# OBJECTIVE:
Wherever the word "Launch" appears in a line, copy that line.

# AVAILABLE DATA:
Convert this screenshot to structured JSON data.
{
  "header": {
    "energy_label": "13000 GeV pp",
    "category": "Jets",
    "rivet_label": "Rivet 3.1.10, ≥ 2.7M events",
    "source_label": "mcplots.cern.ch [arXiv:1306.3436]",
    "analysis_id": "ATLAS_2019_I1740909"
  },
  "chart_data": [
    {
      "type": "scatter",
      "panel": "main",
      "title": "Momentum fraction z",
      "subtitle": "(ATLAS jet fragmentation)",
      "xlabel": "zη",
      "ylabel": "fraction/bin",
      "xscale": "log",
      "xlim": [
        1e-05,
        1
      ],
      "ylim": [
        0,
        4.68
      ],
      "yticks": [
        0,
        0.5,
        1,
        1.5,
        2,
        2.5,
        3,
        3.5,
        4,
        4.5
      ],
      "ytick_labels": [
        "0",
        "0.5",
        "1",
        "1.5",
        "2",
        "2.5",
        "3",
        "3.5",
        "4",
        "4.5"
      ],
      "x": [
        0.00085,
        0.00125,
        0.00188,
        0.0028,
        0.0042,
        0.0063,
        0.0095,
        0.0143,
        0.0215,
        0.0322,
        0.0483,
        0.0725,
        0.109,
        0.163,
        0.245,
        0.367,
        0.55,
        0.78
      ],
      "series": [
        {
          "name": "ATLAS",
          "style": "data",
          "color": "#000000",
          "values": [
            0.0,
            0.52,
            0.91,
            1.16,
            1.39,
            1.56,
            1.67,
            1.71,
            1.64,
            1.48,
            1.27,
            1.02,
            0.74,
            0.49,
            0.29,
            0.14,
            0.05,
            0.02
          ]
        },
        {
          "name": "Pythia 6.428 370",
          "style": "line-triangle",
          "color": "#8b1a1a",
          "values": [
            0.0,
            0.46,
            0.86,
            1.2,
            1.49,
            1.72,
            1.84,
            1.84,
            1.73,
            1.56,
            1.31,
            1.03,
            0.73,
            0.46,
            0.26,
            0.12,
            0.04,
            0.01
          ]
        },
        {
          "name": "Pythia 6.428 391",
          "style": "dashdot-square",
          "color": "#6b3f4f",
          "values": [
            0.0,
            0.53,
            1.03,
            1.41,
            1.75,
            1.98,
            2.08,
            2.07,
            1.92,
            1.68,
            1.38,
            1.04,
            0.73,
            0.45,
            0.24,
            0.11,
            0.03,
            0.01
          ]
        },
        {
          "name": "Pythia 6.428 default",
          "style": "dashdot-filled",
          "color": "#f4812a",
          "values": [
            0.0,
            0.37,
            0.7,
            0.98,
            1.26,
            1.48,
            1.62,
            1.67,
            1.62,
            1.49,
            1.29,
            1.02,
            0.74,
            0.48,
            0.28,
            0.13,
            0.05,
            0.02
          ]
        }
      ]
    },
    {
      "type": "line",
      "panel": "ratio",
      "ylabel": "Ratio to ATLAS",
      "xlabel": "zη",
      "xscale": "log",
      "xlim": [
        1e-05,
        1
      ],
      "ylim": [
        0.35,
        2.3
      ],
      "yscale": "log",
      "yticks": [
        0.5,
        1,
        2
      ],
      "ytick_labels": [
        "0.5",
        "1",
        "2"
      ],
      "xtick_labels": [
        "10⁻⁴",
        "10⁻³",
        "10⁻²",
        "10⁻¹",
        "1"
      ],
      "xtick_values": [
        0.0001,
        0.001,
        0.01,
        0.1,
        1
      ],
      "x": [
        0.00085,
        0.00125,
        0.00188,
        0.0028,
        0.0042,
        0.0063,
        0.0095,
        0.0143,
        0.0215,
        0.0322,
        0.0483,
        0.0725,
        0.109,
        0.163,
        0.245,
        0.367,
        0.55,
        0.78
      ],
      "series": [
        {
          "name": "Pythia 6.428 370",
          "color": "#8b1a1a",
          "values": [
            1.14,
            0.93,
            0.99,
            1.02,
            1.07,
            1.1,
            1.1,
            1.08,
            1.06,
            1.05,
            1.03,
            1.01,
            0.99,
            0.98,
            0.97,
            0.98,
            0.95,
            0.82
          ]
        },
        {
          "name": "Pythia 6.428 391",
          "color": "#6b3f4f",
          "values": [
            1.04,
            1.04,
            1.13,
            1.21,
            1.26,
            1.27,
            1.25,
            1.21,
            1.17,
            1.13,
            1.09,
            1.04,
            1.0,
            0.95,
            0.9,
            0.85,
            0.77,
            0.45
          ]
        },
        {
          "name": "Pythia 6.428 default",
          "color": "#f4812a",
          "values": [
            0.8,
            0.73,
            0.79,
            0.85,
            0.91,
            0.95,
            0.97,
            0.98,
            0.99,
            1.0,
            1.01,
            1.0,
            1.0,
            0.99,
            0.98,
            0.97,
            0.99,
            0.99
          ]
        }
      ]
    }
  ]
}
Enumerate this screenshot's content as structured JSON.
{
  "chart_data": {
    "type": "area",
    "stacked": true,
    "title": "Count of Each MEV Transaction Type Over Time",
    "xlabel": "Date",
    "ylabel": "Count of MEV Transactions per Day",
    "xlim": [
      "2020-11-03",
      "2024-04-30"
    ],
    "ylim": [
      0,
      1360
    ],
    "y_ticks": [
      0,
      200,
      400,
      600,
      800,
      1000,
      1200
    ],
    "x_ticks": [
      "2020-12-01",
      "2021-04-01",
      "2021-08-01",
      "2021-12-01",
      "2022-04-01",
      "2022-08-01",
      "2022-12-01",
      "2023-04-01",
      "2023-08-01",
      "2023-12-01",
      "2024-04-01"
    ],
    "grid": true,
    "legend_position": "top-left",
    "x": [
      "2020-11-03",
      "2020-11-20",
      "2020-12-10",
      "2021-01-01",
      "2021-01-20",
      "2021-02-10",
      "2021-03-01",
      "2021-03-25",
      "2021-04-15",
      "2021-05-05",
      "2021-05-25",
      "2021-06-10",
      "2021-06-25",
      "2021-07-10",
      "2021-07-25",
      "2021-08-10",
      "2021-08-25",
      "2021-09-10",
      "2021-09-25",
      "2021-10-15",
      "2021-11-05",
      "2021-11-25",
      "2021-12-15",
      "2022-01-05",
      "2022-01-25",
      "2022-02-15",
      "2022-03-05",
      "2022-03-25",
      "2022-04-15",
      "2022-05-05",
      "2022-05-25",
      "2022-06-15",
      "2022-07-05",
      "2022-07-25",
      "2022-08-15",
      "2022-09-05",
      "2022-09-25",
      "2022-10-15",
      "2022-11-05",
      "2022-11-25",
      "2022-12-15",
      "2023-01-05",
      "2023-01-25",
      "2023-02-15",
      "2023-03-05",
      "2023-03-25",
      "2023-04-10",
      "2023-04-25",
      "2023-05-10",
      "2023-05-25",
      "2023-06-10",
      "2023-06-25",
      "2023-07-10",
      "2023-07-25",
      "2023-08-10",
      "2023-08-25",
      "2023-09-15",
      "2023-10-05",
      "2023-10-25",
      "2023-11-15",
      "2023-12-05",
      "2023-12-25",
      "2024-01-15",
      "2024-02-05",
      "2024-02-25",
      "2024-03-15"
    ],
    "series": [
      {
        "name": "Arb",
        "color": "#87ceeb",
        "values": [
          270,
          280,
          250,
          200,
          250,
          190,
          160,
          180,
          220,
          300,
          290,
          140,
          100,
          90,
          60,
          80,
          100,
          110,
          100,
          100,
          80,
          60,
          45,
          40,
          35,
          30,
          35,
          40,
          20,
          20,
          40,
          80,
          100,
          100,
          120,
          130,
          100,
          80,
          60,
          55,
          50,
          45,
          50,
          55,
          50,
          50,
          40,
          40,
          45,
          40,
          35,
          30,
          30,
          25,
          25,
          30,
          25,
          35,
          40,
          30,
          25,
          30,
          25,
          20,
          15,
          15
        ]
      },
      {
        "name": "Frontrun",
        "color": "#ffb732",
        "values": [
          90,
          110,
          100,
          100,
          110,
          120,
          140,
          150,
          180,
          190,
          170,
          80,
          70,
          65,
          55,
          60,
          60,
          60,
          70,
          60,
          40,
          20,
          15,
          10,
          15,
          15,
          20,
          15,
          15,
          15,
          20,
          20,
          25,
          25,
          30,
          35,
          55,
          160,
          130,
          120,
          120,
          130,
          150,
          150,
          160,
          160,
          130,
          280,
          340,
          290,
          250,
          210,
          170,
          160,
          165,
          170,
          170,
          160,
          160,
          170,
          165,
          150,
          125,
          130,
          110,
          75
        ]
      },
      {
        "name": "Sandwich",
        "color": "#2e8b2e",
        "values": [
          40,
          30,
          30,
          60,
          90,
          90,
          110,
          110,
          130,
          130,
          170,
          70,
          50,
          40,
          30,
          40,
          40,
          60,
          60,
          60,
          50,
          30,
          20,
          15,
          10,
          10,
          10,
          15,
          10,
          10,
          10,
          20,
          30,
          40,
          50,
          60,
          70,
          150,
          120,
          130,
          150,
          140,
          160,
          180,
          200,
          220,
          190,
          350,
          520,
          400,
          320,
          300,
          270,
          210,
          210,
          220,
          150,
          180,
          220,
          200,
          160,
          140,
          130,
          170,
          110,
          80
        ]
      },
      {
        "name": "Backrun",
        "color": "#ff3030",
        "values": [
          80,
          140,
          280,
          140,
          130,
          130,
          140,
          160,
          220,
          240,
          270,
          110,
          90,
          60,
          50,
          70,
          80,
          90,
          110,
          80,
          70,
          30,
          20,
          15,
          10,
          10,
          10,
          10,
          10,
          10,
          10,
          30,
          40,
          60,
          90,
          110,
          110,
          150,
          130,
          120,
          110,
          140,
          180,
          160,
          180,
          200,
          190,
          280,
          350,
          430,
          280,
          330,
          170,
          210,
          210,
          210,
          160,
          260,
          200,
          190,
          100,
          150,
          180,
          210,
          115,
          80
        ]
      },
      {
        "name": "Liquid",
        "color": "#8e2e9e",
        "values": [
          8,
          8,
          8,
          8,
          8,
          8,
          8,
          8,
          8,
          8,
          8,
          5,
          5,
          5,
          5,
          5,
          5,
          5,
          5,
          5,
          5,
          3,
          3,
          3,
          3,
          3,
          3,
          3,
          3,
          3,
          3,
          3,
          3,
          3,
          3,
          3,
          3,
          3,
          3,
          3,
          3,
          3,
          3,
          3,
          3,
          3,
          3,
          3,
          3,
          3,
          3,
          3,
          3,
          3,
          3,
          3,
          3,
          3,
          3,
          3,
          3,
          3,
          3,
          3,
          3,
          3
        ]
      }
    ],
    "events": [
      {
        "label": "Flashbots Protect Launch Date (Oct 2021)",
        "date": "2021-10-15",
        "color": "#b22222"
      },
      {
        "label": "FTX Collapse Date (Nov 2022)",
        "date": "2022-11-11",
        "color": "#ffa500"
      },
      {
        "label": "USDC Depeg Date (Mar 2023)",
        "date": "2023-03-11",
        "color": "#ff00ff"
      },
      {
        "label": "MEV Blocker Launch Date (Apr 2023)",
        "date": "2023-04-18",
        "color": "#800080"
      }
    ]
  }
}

# TASK OUTPUT:
        "label": "Flashbots Protect Launch Date (Oct 2021)",
        "label": "MEV Blocker Launch Date (Apr 2023)",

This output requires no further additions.